:: DATA ENTRIES
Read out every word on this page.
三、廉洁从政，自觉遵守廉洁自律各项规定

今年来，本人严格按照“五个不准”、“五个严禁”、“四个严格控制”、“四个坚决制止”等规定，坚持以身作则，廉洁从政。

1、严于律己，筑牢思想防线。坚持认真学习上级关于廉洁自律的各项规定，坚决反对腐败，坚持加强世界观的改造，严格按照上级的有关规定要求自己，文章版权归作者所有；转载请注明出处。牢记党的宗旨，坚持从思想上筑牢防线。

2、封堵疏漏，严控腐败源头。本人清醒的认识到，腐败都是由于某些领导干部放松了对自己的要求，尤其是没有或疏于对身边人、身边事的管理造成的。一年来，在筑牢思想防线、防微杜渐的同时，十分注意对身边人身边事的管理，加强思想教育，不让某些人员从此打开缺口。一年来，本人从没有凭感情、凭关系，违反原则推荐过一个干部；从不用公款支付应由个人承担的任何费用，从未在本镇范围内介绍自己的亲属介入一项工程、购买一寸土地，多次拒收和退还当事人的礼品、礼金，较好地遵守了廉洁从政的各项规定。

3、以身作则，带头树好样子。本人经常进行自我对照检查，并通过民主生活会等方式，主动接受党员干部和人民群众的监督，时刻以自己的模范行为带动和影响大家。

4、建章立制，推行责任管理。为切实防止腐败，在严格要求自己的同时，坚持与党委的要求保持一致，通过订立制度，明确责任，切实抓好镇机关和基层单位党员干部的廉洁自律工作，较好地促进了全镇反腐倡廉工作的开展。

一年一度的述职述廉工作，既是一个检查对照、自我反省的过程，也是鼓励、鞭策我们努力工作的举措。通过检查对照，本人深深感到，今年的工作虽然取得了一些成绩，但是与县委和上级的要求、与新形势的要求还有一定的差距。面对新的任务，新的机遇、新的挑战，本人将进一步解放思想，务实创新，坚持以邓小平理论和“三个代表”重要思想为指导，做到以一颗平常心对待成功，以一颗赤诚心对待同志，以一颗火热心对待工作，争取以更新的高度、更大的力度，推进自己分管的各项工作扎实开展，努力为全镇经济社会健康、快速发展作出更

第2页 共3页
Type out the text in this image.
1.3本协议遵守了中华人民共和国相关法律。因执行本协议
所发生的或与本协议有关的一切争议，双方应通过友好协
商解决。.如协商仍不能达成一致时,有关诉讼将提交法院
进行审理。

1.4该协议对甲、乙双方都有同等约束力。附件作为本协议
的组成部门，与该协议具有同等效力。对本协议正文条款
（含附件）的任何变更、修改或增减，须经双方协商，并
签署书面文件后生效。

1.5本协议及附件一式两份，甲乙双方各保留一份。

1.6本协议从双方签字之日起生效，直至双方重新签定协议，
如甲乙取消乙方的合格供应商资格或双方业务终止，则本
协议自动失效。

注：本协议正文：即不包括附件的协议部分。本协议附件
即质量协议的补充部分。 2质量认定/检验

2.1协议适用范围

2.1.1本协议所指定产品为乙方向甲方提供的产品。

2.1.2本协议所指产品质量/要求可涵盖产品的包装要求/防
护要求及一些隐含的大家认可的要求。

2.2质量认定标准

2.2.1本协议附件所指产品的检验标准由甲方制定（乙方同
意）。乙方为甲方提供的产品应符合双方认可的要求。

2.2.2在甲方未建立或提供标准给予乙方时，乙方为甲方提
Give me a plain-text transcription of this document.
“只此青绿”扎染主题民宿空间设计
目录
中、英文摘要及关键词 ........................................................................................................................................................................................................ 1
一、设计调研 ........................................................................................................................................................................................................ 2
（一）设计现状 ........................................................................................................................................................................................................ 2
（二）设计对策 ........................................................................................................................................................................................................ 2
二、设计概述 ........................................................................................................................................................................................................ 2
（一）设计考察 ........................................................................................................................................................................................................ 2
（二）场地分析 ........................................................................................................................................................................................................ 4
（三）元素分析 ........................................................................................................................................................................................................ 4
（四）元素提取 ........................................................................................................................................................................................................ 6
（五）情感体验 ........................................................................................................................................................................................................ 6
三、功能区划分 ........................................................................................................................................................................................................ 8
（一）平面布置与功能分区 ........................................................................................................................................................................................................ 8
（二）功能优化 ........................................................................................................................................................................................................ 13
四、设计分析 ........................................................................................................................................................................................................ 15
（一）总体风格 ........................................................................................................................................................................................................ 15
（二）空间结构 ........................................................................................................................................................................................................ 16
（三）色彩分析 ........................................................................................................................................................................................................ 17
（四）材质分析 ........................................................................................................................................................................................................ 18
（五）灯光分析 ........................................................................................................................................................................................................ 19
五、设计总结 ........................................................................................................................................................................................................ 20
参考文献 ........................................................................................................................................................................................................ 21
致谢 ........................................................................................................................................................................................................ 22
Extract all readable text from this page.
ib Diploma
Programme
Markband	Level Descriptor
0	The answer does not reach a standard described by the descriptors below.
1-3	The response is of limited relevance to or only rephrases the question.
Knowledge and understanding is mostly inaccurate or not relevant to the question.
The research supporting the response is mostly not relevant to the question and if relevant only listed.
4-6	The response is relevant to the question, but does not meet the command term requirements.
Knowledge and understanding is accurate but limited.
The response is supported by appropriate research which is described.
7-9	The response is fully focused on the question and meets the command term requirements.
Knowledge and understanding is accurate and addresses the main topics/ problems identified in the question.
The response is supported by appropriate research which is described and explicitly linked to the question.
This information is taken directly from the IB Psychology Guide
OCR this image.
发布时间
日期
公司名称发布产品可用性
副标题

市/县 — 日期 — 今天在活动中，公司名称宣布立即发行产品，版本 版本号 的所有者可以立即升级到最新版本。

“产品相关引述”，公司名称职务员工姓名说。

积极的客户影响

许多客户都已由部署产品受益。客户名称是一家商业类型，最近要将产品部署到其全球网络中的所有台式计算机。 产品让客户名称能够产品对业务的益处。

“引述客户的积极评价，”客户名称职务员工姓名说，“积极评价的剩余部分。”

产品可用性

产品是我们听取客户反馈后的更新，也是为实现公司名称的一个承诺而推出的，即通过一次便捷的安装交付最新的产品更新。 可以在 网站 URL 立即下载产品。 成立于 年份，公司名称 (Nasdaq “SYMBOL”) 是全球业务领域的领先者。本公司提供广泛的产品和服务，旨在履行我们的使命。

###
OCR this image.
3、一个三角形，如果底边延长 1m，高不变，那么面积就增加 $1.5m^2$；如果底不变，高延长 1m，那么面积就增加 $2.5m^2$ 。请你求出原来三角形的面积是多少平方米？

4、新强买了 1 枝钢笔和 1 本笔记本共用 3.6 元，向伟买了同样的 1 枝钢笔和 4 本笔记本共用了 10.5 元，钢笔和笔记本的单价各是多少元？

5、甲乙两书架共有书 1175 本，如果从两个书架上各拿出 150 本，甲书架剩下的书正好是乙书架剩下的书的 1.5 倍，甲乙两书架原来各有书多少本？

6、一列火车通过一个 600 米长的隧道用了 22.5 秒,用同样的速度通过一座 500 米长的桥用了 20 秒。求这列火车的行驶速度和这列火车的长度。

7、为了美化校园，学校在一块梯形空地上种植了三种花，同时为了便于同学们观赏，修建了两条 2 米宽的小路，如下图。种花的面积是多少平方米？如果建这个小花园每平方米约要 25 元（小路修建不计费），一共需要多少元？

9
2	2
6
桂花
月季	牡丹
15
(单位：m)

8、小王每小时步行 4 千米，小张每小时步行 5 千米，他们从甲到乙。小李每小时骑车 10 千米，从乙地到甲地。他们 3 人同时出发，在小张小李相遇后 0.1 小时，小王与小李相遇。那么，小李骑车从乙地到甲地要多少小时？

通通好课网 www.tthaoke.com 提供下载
::::
▸ **WHAT TO PRODUCE**:
In full and verbatim, repeat the records given above.

▸ **EXERCISE ANSWER**:
Read out every word on this page.
三、廉洁从政，自觉遵守廉洁自律各项规定

今年来，本人严格按照“五个不准”、“五个严禁”、“四个严格控制”、“四个坚决制止”等规定，坚持以身作则，廉洁从政。

1、严于律己，筑牢思想防线。坚持认真学习上级关于廉洁自律的各项规定，坚决反对腐败，坚持加强世界观的改造，严格按照上级的有关规定要求自己，文章版权归作者所有；转载请注明出处。牢记党的宗旨，坚持从思想上筑牢防线。

2、封堵疏漏，严控腐败源头。本人清醒的认识到，腐败都是由于某些领导干部放松了对自己的要求，尤其是没有或疏于对身边人、身边事的管理造成的。一年来，在筑牢思想防线、防微杜渐的同时，十分注意对身边人身边事的管理，加强思想教育，不让某些人员从此打开缺口。一年来，本人从没有凭感情、凭关系，违反原则推荐过一个干部；从不用公款支付应由个人承担的任何费用，从未在本镇范围内介绍自己的亲属介入一项工程、购买一寸土地，多次拒收和退还当事人的礼品、礼金，较好地遵守了廉洁从政的各项规定。

3、以身作则，带头树好样子。本人经常进行自我对照检查，并通过民主生活会等方式，主动接受党员干部和人民群众的监督，时刻以自己的模范行为带动和影响大家。

4、建章立制，推行责任管理。为切实防止腐败，在严格要求自己的同时，坚持与党委的要求保持一致，通过订立制度，明确责任，切实抓好镇机关和基层单位党员干部的廉洁自律工作，较好地促进了全镇反腐倡廉工作的开展。

一年一度的述职述廉工作，既是一个检查对照、自我反省的过程，也是鼓励、鞭策我们努力工作的举措。通过检查对照，本人深深感到，今年的工作虽然取得了一些成绩，但是与县委和上级的要求、与新形势的要求还有一定的差距。面对新的任务，新的机遇、新的挑战，本人将进一步解放思想，务实创新，坚持以邓小平理论和“三个代表”重要思想为指导，做到以一颗平常心对待成功，以一颗赤诚心对待同志，以一颗火热心对待工作，争取以更新的高度、更大的力度，推进自己分管的各项工作扎实开展，努力为全镇经济社会健康、快速发展作出更

第2页 共3页
Type out the text in this image.
1.3本协议遵守了中华人民共和国相关法律。因执行本协议
所发生的或与本协议有关的一切争议，双方应通过友好协
商解决。.如协商仍不能达成一致时,有关诉讼将提交法院
进行审理。

1.4该协议对甲、乙双方都有同等约束力。附件作为本协议
的组成部门，与该协议具有同等效力。对本协议正文条款
（含附件）的任何变更、修改或增减，须经双方协商，并
签署书面文件后生效。

1.5本协议及附件一式两份，甲乙双方各保留一份。

1.6本协议从双方签字之日起生效，直至双方重新签定协议，
如甲乙取消乙方的合格供应商资格或双方业务终止，则本
协议自动失效。

注：本协议正文：即不包括附件的协议部分。本协议附件
即质量协议的补充部分。 2质量认定/检验

2.1协议适用范围

2.1.1本协议所指定产品为乙方向甲方提供的产品。

2.1.2本协议所指产品质量/要求可涵盖产品的包装要求/防
护要求及一些隐含的大家认可的要求。

2.2质量认定标准

2.2.1本协议附件所指产品的检验标准由甲方制定（乙方同
意）。乙方为甲方提供的产品应符合双方认可的要求。

2.2.2在甲方未建立或提供标准给予乙方时，乙方为甲方提
Give me a plain-text transcription of this document.
“只此青绿”扎染主题民宿空间设计
目录
中、英文摘要及关键词 ........................................................................................................................................................................................................ 1
一、设计调研 ........................................................................................................................................................................................................ 2
（一）设计现状 ........................................................................................................................................................................................................ 2
（二）设计对策 ........................................................................................................................................................................................................ 2
二、设计概述 ........................................................................................................................................................................................................ 2
（一）设计考察 ........................................................................................................................................................................................................ 2
（二）场地分析 ........................................................................................................................................................................................................ 4
（三）元素分析 ........................................................................................................................................................................................................ 4
（四）元素提取 ........................................................................................................................................................................................................ 6
（五）情感体验 ........................................................................................................................................................................................................ 6
三、功能区划分 ........................................................................................................................................................................................................ 8
（一）平面布置与功能分区 ........................................................................................................................................................................................................ 8
（二）功能优化 ........................................................................................................................................................................................................ 13
四、设计分析 ........................................................................................................................................................................................................ 15
（一）总体风格 ........................................................................................................................................................................................................ 15
（二）空间结构 ........................................................................................................................................................................................................ 16
（三）色彩分析 ........................................................................................................................................................................................................ 17
（四）材质分析 ........................................................................................................................................................................................................ 18
（五）灯光分析 ........................................................................................................................................................................................................ 19
五、设计总结 ........................................................................................................................................................................................................ 20
参考文献 ........................................................................................................................................................................................................ 21
致谢 ........................................................................................................................................................................................................ 22
Extract all readable text from this page.
ib Diploma
Programme
Markband	Level Descriptor
0	The answer does not reach a standard described by the descriptors below.
1-3	The response is of limited relevance to or only rephrases the question.
Knowledge and understanding is mostly inaccurate or not relevant to the question.
The research supporting the response is mostly not relevant to the question and if relevant only listed.
4-6	The response is relevant to the question, but does not meet the command term requirements.
Knowledge and understanding is accurate but limited.
The response is supported by appropriate research which is described.
7-9	The response is fully focused on the question and meets the command term requirements.
Knowledge and understanding is accurate and addresses the main topics/ problems identified in the question.
The response is supported by appropriate research which is described and explicitly linked to the question.
This information is taken directly from the IB Psychology Guide
OCR this image.
发布时间
日期
公司名称发布产品可用性
副标题

市/县 — 日期 — 今天在活动中，公司名称宣布立即发行产品，版本 版本号 的所有者可以立即升级到最新版本。

“产品相关引述”，公司名称职务员工姓名说。

积极的客户影响

许多客户都已由部署产品受益。客户名称是一家商业类型，最近要将产品部署到其全球网络中的所有台式计算机。 产品让客户名称能够产品对业务的益处。

“引述客户的积极评价，”客户名称职务员工姓名说，“积极评价的剩余部分。”

产品可用性

产品是我们听取客户反馈后的更新，也是为实现公司名称的一个承诺而推出的，即通过一次便捷的安装交付最新的产品更新。 可以在 网站 URL 立即下载产品。 成立于 年份，公司名称 (Nasdaq “SYMBOL”) 是全球业务领域的领先者。本公司提供广泛的产品和服务，旨在履行我们的使命。

###
OCR this image.
3、一个三角形，如果底边延长 1m，高不变，那么面积就增加 $1.5m^2$；如果底不变，高延长 1m，那么面积就增加 $2.5m^2$ 。请你求出原来三角形的面积是多少平方米？

4、新强买了 1 枝钢笔和 1 本笔记本共用 3.6 元，向伟买了同样的 1 枝钢笔和 4 本笔记本共用了 10.5 元，钢笔和笔记本的单价各是多少元？

5、甲乙两书架共有书 1175 本，如果从两个书架上各拿出 150 本，甲书架剩下的书正好是乙书架剩下的书的 1.5 倍，甲乙两书架原来各有书多少本？

6、一列火车通过一个 600 米长的隧道用了 22.5 秒,用同样的速度通过一座 500 米长的桥用了 20 秒。求这列火车的行驶速度和这列火车的长度。

7、为了美化校园，学校在一块梯形空地上种植了三种花，同时为了便于同学们观赏，修建了两条 2 米宽的小路，如下图。种花的面积是多少平方米？如果建这个小花园每平方米约要 25 元（小路修建不计费），一共需要多少元？

9
2	2
6
桂花
月季	牡丹
15
(单位：m)

8、小王每小时步行 4 千米，小张每小时步行 5 千米，他们从甲到乙。小李每小时骑车 10 千米，从乙地到甲地。他们 3 人同时出发，在小张小李相遇后 0.1 小时，小王与小李相遇。那么，小李骑车从乙地到甲地要多少小时？

通通好课网 www.tthaoke.com 提供下载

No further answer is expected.